◆ **THE REQUEST**: Copy out the listing in full, exactly as written, but not its pictures.

···

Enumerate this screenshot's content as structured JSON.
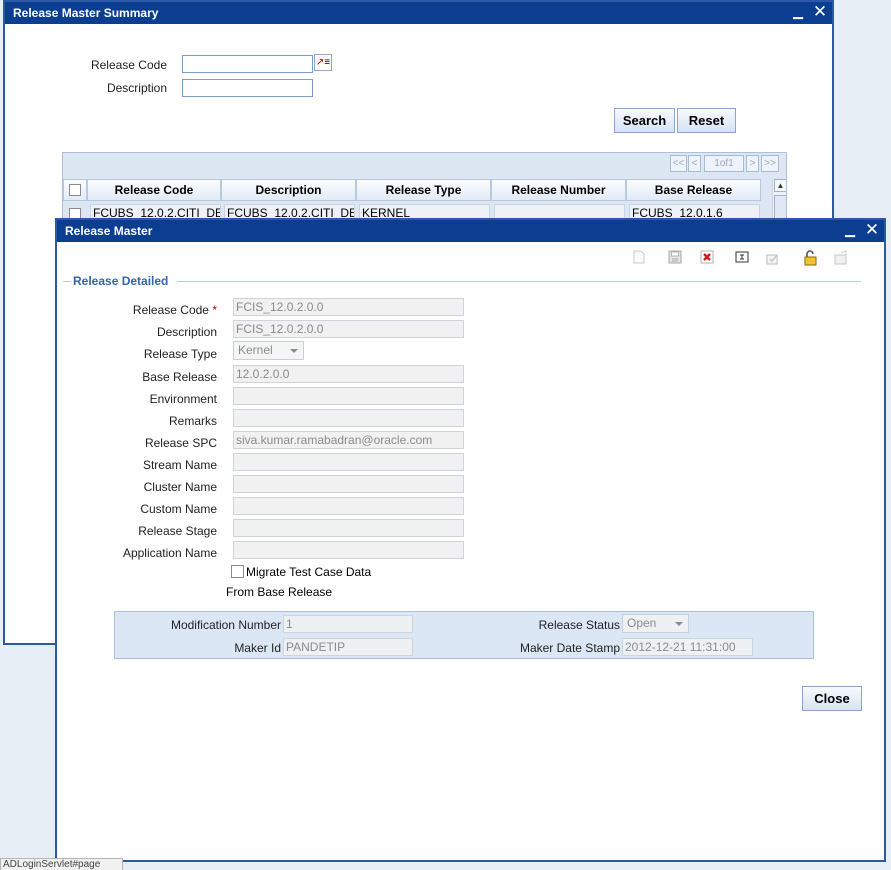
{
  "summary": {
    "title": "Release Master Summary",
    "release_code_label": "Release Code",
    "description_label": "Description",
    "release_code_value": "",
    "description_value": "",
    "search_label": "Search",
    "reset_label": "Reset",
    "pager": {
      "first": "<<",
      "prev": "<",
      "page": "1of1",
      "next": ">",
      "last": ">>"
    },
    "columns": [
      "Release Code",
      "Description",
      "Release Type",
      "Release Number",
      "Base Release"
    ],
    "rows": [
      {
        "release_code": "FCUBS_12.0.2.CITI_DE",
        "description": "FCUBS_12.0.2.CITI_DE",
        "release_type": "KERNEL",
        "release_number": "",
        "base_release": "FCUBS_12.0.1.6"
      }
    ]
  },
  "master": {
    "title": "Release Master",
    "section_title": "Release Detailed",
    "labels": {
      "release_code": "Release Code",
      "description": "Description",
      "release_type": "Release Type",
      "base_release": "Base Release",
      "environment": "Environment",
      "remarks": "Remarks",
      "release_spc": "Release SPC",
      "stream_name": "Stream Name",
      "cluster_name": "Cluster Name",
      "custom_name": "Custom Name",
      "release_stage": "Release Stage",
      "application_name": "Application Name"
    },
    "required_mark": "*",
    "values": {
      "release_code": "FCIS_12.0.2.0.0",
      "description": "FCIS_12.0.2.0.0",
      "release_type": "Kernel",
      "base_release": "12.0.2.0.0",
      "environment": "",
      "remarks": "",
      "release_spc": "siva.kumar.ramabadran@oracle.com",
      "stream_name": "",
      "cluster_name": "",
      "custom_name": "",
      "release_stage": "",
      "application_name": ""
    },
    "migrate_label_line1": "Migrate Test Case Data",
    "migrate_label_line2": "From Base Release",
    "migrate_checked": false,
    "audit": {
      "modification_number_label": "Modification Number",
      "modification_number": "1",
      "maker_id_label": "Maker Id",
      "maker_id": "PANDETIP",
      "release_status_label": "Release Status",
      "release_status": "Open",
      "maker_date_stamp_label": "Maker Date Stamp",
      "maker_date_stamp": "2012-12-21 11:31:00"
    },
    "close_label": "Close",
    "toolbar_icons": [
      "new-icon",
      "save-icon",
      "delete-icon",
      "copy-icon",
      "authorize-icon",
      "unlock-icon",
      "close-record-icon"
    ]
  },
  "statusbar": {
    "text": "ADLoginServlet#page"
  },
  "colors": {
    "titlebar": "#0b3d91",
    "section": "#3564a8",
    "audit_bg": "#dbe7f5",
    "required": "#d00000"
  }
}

···

◆ **SOLUTION**:
Enumerate this screenshot's content as structured JSON.
{
  "summary": {
    "title": "Release Master Summary",
    "release_code_label": "Release Code",
    "description_label": "Description",
    "release_code_value": "",
    "description_value": "",
    "search_label": "Search",
    "reset_label": "Reset",
    "pager": {
      "first": "<<",
      "prev": "<",
      "page": "1of1",
      "next": ">",
      "last": ">>"
    },
    "columns": [
      "Release Code",
      "Description",
      "Release Type",
      "Release Number",
      "Base Release"
    ],
    "rows": [
      {
        "release_code": "FCUBS_12.0.2.CITI_DE",
        "description": "FCUBS_12.0.2.CITI_DE",
        "release_type": "KERNEL",
        "release_number": "",
        "base_release": "FCUBS_12.0.1.6"
      }
    ]
  },
  "master": {
    "title": "Release Master",
    "section_title": "Release Detailed",
    "labels": {
      "release_code": "Release Code",
      "description": "Description",
      "release_type": "Release Type",
      "base_release": "Base Release",
      "environment": "Environment",
      "remarks": "Remarks",
      "release_spc": "Release SPC",
      "stream_name": "Stream Name",
      "cluster_name": "Cluster Name",
      "custom_name": "Custom Name",
      "release_stage": "Release Stage",
      "application_name": "Application Name"
    },
    "required_mark": "*",
    "values": {
      "release_code": "FCIS_12.0.2.0.0",
      "description": "FCIS_12.0.2.0.0",
      "release_type": "Kernel",
      "base_release": "12.0.2.0.0",
      "environment": "",
      "remarks": "",
      "release_spc": "siva.kumar.ramabadran@oracle.com",
      "stream_name": "",
      "cluster_name": "",
      "custom_name": "",
      "release_stage": "",
      "application_name": ""
    },
    "migrate_label_line1": "Migrate Test Case Data",
    "migrate_label_line2": "From Base Release",
    "migrate_checked": false,
    "audit": {
      "modification_number_label": "Modification Number",
      "modification_number": "1",
      "maker_id_label": "Maker Id",
      "maker_id": "PANDETIP",
      "release_status_label": "Release Status",
      "release_status": "Open",
      "maker_date_stamp_label": "Maker Date Stamp",
      "maker_date_stamp": "2012-12-21 11:31:00"
    },
    "close_label": "Close",
    "toolbar_icons": [
      "new-icon",
      "save-icon",
      "delete-icon",
      "copy-icon",
      "authorize-icon",
      "unlock-icon",
      "close-record-icon"
    ]
  },
  "statusbar": {
    "text": "ADLoginServlet#page"
  },
  "colors": {
    "titlebar": "#0b3d91",
    "section": "#3564a8",
    "audit_bg": "#dbe7f5",
    "required": "#d00000"
  }
}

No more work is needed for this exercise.